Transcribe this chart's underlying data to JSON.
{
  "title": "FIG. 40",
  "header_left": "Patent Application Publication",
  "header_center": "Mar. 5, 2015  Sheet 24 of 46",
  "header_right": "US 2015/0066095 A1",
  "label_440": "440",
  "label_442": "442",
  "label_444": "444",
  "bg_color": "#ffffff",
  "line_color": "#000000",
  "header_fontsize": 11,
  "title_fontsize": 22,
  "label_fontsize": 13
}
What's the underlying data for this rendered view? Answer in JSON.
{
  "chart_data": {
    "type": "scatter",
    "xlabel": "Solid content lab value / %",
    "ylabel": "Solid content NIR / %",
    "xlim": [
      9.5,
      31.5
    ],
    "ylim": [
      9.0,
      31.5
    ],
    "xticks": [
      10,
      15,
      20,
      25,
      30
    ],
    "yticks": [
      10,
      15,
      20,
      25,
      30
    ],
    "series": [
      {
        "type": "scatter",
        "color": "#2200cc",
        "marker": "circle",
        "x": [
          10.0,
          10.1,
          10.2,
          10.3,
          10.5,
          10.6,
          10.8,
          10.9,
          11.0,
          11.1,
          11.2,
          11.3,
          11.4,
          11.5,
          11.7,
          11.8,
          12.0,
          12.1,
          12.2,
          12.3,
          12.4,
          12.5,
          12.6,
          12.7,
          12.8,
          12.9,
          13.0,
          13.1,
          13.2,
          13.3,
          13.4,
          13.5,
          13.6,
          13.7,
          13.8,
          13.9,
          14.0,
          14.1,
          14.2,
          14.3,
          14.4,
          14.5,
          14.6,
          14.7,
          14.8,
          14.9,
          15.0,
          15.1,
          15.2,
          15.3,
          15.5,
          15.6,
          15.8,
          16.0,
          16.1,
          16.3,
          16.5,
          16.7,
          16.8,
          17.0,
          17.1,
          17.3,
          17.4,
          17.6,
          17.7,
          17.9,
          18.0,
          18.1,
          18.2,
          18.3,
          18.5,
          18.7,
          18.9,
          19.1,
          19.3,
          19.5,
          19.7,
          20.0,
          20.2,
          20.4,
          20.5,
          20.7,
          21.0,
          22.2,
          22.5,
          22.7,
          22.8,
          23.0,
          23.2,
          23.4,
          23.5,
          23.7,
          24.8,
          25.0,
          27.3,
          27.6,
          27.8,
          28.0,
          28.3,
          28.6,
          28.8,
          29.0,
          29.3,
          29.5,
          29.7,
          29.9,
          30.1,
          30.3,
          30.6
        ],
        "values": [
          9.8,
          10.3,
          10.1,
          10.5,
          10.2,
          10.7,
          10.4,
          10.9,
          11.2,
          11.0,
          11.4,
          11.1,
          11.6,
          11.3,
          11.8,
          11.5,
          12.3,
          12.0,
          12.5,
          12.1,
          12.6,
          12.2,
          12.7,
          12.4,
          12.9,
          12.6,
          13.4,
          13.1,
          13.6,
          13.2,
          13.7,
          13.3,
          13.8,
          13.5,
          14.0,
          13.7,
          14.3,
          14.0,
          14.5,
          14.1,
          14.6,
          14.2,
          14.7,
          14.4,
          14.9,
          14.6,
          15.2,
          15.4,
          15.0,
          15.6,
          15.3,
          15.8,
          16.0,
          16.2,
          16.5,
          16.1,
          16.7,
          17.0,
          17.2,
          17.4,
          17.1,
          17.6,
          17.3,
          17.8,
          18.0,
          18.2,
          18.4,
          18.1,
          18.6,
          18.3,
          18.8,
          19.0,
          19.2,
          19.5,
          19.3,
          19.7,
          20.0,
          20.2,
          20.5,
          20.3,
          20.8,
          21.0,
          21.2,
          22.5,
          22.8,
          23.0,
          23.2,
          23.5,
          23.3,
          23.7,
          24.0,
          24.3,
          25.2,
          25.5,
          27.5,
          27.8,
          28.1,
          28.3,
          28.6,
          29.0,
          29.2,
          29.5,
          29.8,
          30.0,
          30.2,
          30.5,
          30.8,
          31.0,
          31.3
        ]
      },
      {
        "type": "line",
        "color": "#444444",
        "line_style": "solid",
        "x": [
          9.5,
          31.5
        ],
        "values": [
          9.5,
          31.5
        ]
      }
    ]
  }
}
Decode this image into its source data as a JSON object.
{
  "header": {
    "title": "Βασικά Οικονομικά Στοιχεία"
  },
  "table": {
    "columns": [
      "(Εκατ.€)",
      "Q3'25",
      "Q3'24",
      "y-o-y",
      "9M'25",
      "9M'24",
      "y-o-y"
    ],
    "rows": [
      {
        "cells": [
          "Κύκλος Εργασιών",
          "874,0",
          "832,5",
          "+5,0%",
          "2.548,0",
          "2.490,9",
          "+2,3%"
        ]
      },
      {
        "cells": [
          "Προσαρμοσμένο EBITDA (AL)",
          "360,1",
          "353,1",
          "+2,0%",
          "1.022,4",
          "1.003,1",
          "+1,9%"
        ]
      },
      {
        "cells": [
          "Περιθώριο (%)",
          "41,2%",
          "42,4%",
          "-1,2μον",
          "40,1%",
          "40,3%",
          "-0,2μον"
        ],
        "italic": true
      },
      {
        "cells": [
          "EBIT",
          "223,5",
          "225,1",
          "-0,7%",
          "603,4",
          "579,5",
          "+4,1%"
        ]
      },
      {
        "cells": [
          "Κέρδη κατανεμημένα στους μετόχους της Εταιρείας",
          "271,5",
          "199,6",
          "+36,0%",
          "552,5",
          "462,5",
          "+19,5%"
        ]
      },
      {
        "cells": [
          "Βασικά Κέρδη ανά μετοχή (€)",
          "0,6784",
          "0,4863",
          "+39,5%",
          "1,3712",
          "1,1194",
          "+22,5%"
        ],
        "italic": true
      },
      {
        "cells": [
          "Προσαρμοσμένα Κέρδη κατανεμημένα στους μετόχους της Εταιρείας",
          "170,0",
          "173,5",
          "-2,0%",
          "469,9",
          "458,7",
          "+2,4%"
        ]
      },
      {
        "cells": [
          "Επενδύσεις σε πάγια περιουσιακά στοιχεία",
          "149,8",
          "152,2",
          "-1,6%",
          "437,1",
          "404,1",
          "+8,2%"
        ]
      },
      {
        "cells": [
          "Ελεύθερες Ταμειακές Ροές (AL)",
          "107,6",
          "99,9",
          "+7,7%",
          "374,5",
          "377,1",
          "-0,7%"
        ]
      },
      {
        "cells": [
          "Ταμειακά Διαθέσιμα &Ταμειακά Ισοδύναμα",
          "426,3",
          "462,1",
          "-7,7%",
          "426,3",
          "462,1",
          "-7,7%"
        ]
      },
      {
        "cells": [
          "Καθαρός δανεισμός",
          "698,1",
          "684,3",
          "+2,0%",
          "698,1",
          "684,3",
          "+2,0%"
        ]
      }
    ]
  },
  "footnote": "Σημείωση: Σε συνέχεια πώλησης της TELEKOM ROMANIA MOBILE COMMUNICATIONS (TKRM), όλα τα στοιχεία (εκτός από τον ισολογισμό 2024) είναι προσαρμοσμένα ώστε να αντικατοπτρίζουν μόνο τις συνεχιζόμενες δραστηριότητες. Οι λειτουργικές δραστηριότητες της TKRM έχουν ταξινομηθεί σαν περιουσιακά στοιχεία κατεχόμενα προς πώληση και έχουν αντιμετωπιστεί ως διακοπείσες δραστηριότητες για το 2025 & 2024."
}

• [WHAT IS BEING ASKED]:
Go through the entries and repeat each one exactly.

• [WRITTEN ANSWER]:
Transcribe this chart's underlying data to JSON.
{
  "title": "FIG. 40",
  "header_left": "Patent Application Publication",
  "header_center": "Mar. 5, 2015  Sheet 24 of 46",
  "header_right": "US 2015/0066095 A1",
  "label_440": "440",
  "label_442": "442",
  "label_444": "444",
  "bg_color": "#ffffff",
  "line_color": "#000000",
  "header_fontsize": 11,
  "title_fontsize": 22,
  "label_fontsize": 13
}
What's the underlying data for this rendered view? Answer in JSON.
{
  "chart_data": {
    "type": "scatter",
    "xlabel": "Solid content lab value / %",
    "ylabel": "Solid content NIR / %",
    "xlim": [
      9.5,
      31.5
    ],
    "ylim": [
      9.0,
      31.5
    ],
    "xticks": [
      10,
      15,
      20,
      25,
      30
    ],
    "yticks": [
      10,
      15,
      20,
      25,
      30
    ],
    "series": [
      {
        "type": "scatter",
        "color": "#2200cc",
        "marker": "circle",
        "x": [
          10.0,
          10.1,
          10.2,
          10.3,
          10.5,
          10.6,
          10.8,
          10.9,
          11.0,
          11.1,
          11.2,
          11.3,
          11.4,
          11.5,
          11.7,
          11.8,
          12.0,
          12.1,
          12.2,
          12.3,
          12.4,
          12.5,
          12.6,
          12.7,
          12.8,
          12.9,
          13.0,
          13.1,
          13.2,
          13.3,
          13.4,
          13.5,
          13.6,
          13.7,
          13.8,
          13.9,
          14.0,
          14.1,
          14.2,
          14.3,
          14.4,
          14.5,
          14.6,
          14.7,
          14.8,
          14.9,
          15.0,
          15.1,
          15.2,
          15.3,
          15.5,
          15.6,
          15.8,
          16.0,
          16.1,
          16.3,
          16.5,
          16.7,
          16.8,
          17.0,
          17.1,
          17.3,
          17.4,
          17.6,
          17.7,
          17.9,
          18.0,
          18.1,
          18.2,
          18.3,
          18.5,
          18.7,
          18.9,
          19.1,
          19.3,
          19.5,
          19.7,
          20.0,
          20.2,
          20.4,
          20.5,
          20.7,
          21.0,
          22.2,
          22.5,
          22.7,
          22.8,
          23.0,
          23.2,
          23.4,
          23.5,
          23.7,
          24.8,
          25.0,
          27.3,
          27.6,
          27.8,
          28.0,
          28.3,
          28.6,
          28.8,
          29.0,
          29.3,
          29.5,
          29.7,
          29.9,
          30.1,
          30.3,
          30.6
        ],
        "values": [
          9.8,
          10.3,
          10.1,
          10.5,
          10.2,
          10.7,
          10.4,
          10.9,
          11.2,
          11.0,
          11.4,
          11.1,
          11.6,
          11.3,
          11.8,
          11.5,
          12.3,
          12.0,
          12.5,
          12.1,
          12.6,
          12.2,
          12.7,
          12.4,
          12.9,
          12.6,
          13.4,
          13.1,
          13.6,
          13.2,
          13.7,
          13.3,
          13.8,
          13.5,
          14.0,
          13.7,
          14.3,
          14.0,
          14.5,
          14.1,
          14.6,
          14.2,
          14.7,
          14.4,
          14.9,
          14.6,
          15.2,
          15.4,
          15.0,
          15.6,
          15.3,
          15.8,
          16.0,
          16.2,
          16.5,
          16.1,
          16.7,
          17.0,
          17.2,
          17.4,
          17.1,
          17.6,
          17.3,
          17.8,
          18.0,
          18.2,
          18.4,
          18.1,
          18.6,
          18.3,
          18.8,
          19.0,
          19.2,
          19.5,
          19.3,
          19.7,
          20.0,
          20.2,
          20.5,
          20.3,
          20.8,
          21.0,
          21.2,
          22.5,
          22.8,
          23.0,
          23.2,
          23.5,
          23.3,
          23.7,
          24.0,
          24.3,
          25.2,
          25.5,
          27.5,
          27.8,
          28.1,
          28.3,
          28.6,
          29.0,
          29.2,
          29.5,
          29.8,
          30.0,
          30.2,
          30.5,
          30.8,
          31.0,
          31.3
        ]
      },
      {
        "type": "line",
        "color": "#444444",
        "line_style": "solid",
        "x": [
          9.5,
          31.5
        ],
        "values": [
          9.5,
          31.5
        ]
      }
    ]
  }
}
Decode this image into its source data as a JSON object.
{
  "header": {
    "title": "Βασικά Οικονομικά Στοιχεία"
  },
  "table": {
    "columns": [
      "(Εκατ.€)",
      "Q3'25",
      "Q3'24",
      "y-o-y",
      "9M'25",
      "9M'24",
      "y-o-y"
    ],
    "rows": [
      {
        "cells": [
          "Κύκλος Εργασιών",
          "874,0",
          "832,5",
          "+5,0%",
          "2.548,0",
          "2.490,9",
          "+2,3%"
        ]
      },
      {
        "cells": [
          "Προσαρμοσμένο EBITDA (AL)",
          "360,1",
          "353,1",
          "+2,0%",
          "1.022,4",
          "1.003,1",
          "+1,9%"
        ]
      },
      {
        "cells": [
          "Περιθώριο (%)",
          "41,2%",
          "42,4%",
          "-1,2μον",
          "40,1%",
          "40,3%",
          "-0,2μον"
        ],
        "italic": true
      },
      {
        "cells": [
          "EBIT",
          "223,5",
          "225,1",
          "-0,7%",
          "603,4",
          "579,5",
          "+4,1%"
        ]
      },
      {
        "cells": [
          "Κέρδη κατανεμημένα στους μετόχους της Εταιρείας",
          "271,5",
          "199,6",
          "+36,0%",
          "552,5",
          "462,5",
          "+19,5%"
        ]
      },
      {
        "cells": [
          "Βασικά Κέρδη ανά μετοχή (€)",
          "0,6784",
          "0,4863",
          "+39,5%",
          "1,3712",
          "1,1194",
          "+22,5%"
        ],
        "italic": true
      },
      {
        "cells": [
          "Προσαρμοσμένα Κέρδη κατανεμημένα στους μετόχους της Εταιρείας",
          "170,0",
          "173,5",
          "-2,0%",
          "469,9",
          "458,7",
          "+2,4%"
        ]
      },
      {
        "cells": [
          "Επενδύσεις σε πάγια περιουσιακά στοιχεία",
          "149,8",
          "152,2",
          "-1,6%",
          "437,1",
          "404,1",
          "+8,2%"
        ]
      },
      {
        "cells": [
          "Ελεύθερες Ταμειακές Ροές (AL)",
          "107,6",
          "99,9",
          "+7,7%",
          "374,5",
          "377,1",
          "-0,7%"
        ]
      },
      {
        "cells": [
          "Ταμειακά Διαθέσιμα &Ταμειακά Ισοδύναμα",
          "426,3",
          "462,1",
          "-7,7%",
          "426,3",
          "462,1",
          "-7,7%"
        ]
      },
      {
        "cells": [
          "Καθαρός δανεισμός",
          "698,1",
          "684,3",
          "+2,0%",
          "698,1",
          "684,3",
          "+2,0%"
        ]
      }
    ]
  },
  "footnote": "Σημείωση: Σε συνέχεια πώλησης της TELEKOM ROMANIA MOBILE COMMUNICATIONS (TKRM), όλα τα στοιχεία (εκτός από τον ισολογισμό 2024) είναι προσαρμοσμένα ώστε να αντικατοπτρίζουν μόνο τις συνεχιζόμενες δραστηριότητες. Οι λειτουργικές δραστηριότητες της TKRM έχουν ταξινομηθεί σαν περιουσιακά στοιχεία κατεχόμενα προς πώληση και έχουν αντιμετωπιστεί ως διακοπείσες δραστηριότητες για το 2025 & 2024."
}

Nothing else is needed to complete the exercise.